━━━ Data records ━━━

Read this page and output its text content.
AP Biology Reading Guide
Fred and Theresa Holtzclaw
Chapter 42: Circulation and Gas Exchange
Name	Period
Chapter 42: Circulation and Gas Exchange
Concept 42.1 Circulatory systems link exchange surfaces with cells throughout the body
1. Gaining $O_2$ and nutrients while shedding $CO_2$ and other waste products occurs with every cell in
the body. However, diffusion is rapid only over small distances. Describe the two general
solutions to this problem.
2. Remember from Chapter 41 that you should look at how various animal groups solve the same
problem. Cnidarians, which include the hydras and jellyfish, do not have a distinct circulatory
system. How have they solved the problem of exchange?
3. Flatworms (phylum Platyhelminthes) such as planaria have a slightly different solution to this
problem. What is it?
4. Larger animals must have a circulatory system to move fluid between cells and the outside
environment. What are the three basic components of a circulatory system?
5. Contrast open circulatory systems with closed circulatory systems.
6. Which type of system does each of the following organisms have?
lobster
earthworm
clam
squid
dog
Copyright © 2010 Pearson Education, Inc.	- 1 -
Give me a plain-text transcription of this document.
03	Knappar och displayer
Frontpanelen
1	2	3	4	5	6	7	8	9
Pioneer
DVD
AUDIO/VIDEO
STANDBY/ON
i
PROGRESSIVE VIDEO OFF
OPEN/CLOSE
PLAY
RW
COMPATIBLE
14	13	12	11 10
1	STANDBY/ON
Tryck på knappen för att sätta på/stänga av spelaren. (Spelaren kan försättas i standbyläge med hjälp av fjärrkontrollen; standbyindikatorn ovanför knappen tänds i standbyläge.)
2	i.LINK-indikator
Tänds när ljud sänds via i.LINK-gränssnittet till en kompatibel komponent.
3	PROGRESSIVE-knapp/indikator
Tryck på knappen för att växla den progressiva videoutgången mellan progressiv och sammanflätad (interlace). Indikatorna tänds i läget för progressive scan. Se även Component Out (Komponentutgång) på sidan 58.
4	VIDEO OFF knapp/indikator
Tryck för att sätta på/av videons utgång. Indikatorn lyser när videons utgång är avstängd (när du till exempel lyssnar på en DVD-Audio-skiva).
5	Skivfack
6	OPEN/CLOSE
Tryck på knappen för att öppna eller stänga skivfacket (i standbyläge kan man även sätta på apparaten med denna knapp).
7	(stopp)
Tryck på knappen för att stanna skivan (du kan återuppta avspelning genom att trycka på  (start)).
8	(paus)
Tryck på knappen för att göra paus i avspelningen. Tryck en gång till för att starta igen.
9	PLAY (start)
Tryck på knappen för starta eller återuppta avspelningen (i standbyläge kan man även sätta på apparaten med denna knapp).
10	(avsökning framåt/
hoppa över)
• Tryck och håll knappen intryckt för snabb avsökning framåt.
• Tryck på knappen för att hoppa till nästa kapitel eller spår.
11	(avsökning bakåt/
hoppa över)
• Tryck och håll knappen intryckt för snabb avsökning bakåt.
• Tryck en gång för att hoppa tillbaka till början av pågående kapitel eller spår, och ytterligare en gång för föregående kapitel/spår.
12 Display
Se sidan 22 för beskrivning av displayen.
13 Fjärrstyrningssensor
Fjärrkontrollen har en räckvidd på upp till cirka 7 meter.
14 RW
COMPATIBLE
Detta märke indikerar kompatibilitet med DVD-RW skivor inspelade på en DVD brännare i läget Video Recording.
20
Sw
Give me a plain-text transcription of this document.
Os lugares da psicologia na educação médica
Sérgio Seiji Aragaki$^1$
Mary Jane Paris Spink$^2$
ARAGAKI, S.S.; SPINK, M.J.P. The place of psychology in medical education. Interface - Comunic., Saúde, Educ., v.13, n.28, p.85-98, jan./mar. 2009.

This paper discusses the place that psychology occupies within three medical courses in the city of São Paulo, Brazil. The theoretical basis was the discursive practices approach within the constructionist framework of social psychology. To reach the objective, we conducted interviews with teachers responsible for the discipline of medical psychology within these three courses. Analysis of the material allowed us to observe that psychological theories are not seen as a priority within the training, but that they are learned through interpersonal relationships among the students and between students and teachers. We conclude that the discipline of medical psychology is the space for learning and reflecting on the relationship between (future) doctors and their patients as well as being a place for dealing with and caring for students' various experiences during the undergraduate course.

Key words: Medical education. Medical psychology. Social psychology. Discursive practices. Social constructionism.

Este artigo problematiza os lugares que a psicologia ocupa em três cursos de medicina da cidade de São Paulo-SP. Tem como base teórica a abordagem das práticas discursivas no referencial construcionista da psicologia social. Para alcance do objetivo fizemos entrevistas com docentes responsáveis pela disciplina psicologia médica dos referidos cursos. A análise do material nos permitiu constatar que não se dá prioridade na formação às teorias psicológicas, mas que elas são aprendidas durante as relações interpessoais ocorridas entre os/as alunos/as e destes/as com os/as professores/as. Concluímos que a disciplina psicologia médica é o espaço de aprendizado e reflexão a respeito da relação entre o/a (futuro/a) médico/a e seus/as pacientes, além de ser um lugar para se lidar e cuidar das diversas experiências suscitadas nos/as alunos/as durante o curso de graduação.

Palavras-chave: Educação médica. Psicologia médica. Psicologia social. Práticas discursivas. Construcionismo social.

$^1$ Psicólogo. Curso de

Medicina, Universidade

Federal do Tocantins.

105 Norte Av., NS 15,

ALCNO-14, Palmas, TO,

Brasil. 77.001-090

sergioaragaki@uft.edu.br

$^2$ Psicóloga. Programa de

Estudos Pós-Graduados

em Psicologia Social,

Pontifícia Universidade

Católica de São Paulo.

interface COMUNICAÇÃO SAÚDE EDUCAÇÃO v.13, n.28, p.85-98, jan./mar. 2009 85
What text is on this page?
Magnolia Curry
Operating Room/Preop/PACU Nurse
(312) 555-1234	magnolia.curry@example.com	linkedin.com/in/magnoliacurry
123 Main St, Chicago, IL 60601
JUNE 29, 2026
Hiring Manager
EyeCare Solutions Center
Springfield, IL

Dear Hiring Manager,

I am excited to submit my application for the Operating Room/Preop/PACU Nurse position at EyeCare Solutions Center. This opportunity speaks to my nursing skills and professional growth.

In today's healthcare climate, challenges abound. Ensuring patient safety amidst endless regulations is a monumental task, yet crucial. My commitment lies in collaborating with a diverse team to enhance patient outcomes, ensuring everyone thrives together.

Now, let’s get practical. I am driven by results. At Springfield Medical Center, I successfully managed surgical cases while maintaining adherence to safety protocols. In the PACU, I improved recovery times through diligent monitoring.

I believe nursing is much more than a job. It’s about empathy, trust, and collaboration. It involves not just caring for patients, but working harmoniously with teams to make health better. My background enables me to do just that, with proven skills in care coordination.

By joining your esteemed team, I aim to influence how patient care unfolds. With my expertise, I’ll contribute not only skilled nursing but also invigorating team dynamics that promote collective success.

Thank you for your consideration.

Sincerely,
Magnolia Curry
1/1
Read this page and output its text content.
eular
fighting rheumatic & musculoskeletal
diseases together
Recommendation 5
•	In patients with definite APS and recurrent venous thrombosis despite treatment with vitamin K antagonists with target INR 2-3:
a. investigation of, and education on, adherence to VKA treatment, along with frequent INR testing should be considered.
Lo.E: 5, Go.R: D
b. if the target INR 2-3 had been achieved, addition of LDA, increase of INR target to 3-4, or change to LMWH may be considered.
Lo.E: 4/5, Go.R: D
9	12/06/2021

━━━

Exercise brief
Exactly as shown, output all of the material above.

Exercise output
Read this page and output its text content.
AP Biology Reading Guide
Fred and Theresa Holtzclaw
Chapter 42: Circulation and Gas Exchange
Name	Period
Chapter 42: Circulation and Gas Exchange
Concept 42.1 Circulatory systems link exchange surfaces with cells throughout the body
1. Gaining $O_2$ and nutrients while shedding $CO_2$ and other waste products occurs with every cell in
the body. However, diffusion is rapid only over small distances. Describe the two general
solutions to this problem.
2. Remember from Chapter 41 that you should look at how various animal groups solve the same
problem. Cnidarians, which include the hydras and jellyfish, do not have a distinct circulatory
system. How have they solved the problem of exchange?
3. Flatworms (phylum Platyhelminthes) such as planaria have a slightly different solution to this
problem. What is it?
4. Larger animals must have a circulatory system to move fluid between cells and the outside
environment. What are the three basic components of a circulatory system?
5. Contrast open circulatory systems with closed circulatory systems.
6. Which type of system does each of the following organisms have?
lobster
earthworm
clam
squid
dog
Copyright © 2010 Pearson Education, Inc.	- 1 -
Give me a plain-text transcription of this document.
03	Knappar och displayer
Frontpanelen
1	2	3	4	5	6	7	8	9
Pioneer
DVD
AUDIO/VIDEO
STANDBY/ON
i
PROGRESSIVE VIDEO OFF
OPEN/CLOSE
PLAY
RW
COMPATIBLE
14	13	12	11 10
1	STANDBY/ON
Tryck på knappen för att sätta på/stänga av spelaren. (Spelaren kan försättas i standbyläge med hjälp av fjärrkontrollen; standbyindikatorn ovanför knappen tänds i standbyläge.)
2	i.LINK-indikator
Tänds när ljud sänds via i.LINK-gränssnittet till en kompatibel komponent.
3	PROGRESSIVE-knapp/indikator
Tryck på knappen för att växla den progressiva videoutgången mellan progressiv och sammanflätad (interlace). Indikatorna tänds i läget för progressive scan. Se även Component Out (Komponentutgång) på sidan 58.
4	VIDEO OFF knapp/indikator
Tryck för att sätta på/av videons utgång. Indikatorn lyser när videons utgång är avstängd (när du till exempel lyssnar på en DVD-Audio-skiva).
5	Skivfack
6	OPEN/CLOSE
Tryck på knappen för att öppna eller stänga skivfacket (i standbyläge kan man även sätta på apparaten med denna knapp).
7	(stopp)
Tryck på knappen för att stanna skivan (du kan återuppta avspelning genom att trycka på  (start)).
8	(paus)
Tryck på knappen för att göra paus i avspelningen. Tryck en gång till för att starta igen.
9	PLAY (start)
Tryck på knappen för starta eller återuppta avspelningen (i standbyläge kan man även sätta på apparaten med denna knapp).
10	(avsökning framåt/
hoppa över)
• Tryck och håll knappen intryckt för snabb avsökning framåt.
• Tryck på knappen för att hoppa till nästa kapitel eller spår.
11	(avsökning bakåt/
hoppa över)
• Tryck och håll knappen intryckt för snabb avsökning bakåt.
• Tryck en gång för att hoppa tillbaka till början av pågående kapitel eller spår, och ytterligare en gång för föregående kapitel/spår.
12 Display
Se sidan 22 för beskrivning av displayen.
13 Fjärrstyrningssensor
Fjärrkontrollen har en räckvidd på upp till cirka 7 meter.
14 RW
COMPATIBLE
Detta märke indikerar kompatibilitet med DVD-RW skivor inspelade på en DVD brännare i läget Video Recording.
20
Sw
Give me a plain-text transcription of this document.
Os lugares da psicologia na educação médica
Sérgio Seiji Aragaki$^1$
Mary Jane Paris Spink$^2$
ARAGAKI, S.S.; SPINK, M.J.P. The place of psychology in medical education. Interface - Comunic., Saúde, Educ., v.13, n.28, p.85-98, jan./mar. 2009.

This paper discusses the place that psychology occupies within three medical courses in the city of São Paulo, Brazil. The theoretical basis was the discursive practices approach within the constructionist framework of social psychology. To reach the objective, we conducted interviews with teachers responsible for the discipline of medical psychology within these three courses. Analysis of the material allowed us to observe that psychological theories are not seen as a priority within the training, but that they are learned through interpersonal relationships among the students and between students and teachers. We conclude that the discipline of medical psychology is the space for learning and reflecting on the relationship between (future) doctors and their patients as well as being a place for dealing with and caring for students' various experiences during the undergraduate course.

Key words: Medical education. Medical psychology. Social psychology. Discursive practices. Social constructionism.

Este artigo problematiza os lugares que a psicologia ocupa em três cursos de medicina da cidade de São Paulo-SP. Tem como base teórica a abordagem das práticas discursivas no referencial construcionista da psicologia social. Para alcance do objetivo fizemos entrevistas com docentes responsáveis pela disciplina psicologia médica dos referidos cursos. A análise do material nos permitiu constatar que não se dá prioridade na formação às teorias psicológicas, mas que elas são aprendidas durante as relações interpessoais ocorridas entre os/as alunos/as e destes/as com os/as professores/as. Concluímos que a disciplina psicologia médica é o espaço de aprendizado e reflexão a respeito da relação entre o/a (futuro/a) médico/a e seus/as pacientes, além de ser um lugar para se lidar e cuidar das diversas experiências suscitadas nos/as alunos/as durante o curso de graduação.

Palavras-chave: Educação médica. Psicologia médica. Psicologia social. Práticas discursivas. Construcionismo social.

$^1$ Psicólogo. Curso de

Medicina, Universidade

Federal do Tocantins.

105 Norte Av., NS 15,

ALCNO-14, Palmas, TO,

Brasil. 77.001-090

sergioaragaki@uft.edu.br

$^2$ Psicóloga. Programa de

Estudos Pós-Graduados

em Psicologia Social,

Pontifícia Universidade

Católica de São Paulo.

interface COMUNICAÇÃO SAÚDE EDUCAÇÃO v.13, n.28, p.85-98, jan./mar. 2009 85
What text is on this page?
Magnolia Curry
Operating Room/Preop/PACU Nurse
(312) 555-1234	magnolia.curry@example.com	linkedin.com/in/magnoliacurry
123 Main St, Chicago, IL 60601
JUNE 29, 2026
Hiring Manager
EyeCare Solutions Center
Springfield, IL

Dear Hiring Manager,

I am excited to submit my application for the Operating Room/Preop/PACU Nurse position at EyeCare Solutions Center. This opportunity speaks to my nursing skills and professional growth.

In today's healthcare climate, challenges abound. Ensuring patient safety amidst endless regulations is a monumental task, yet crucial. My commitment lies in collaborating with a diverse team to enhance patient outcomes, ensuring everyone thrives together.

Now, let’s get practical. I am driven by results. At Springfield Medical Center, I successfully managed surgical cases while maintaining adherence to safety protocols. In the PACU, I improved recovery times through diligent monitoring.

I believe nursing is much more than a job. It’s about empathy, trust, and collaboration. It involves not just caring for patients, but working harmoniously with teams to make health better. My background enables me to do just that, with proven skills in care coordination.

By joining your esteemed team, I aim to influence how patient care unfolds. With my expertise, I’ll contribute not only skilled nursing but also invigorating team dynamics that promote collective success.

Thank you for your consideration.

Sincerely,
Magnolia Curry
1/1
Read this page and output its text content.
eular
fighting rheumatic & musculoskeletal
diseases together
Recommendation 5
•	In patients with definite APS and recurrent venous thrombosis despite treatment with vitamin K antagonists with target INR 2-3:
a. investigation of, and education on, adherence to VKA treatment, along with frequent INR testing should be considered.
Lo.E: 5, Go.R: D
b. if the target INR 2-3 had been achieved, addition of LDA, increase of INR target to 3-4, or change to LMWH may be considered.
Lo.E: 4/5, Go.R: D
9	12/06/2021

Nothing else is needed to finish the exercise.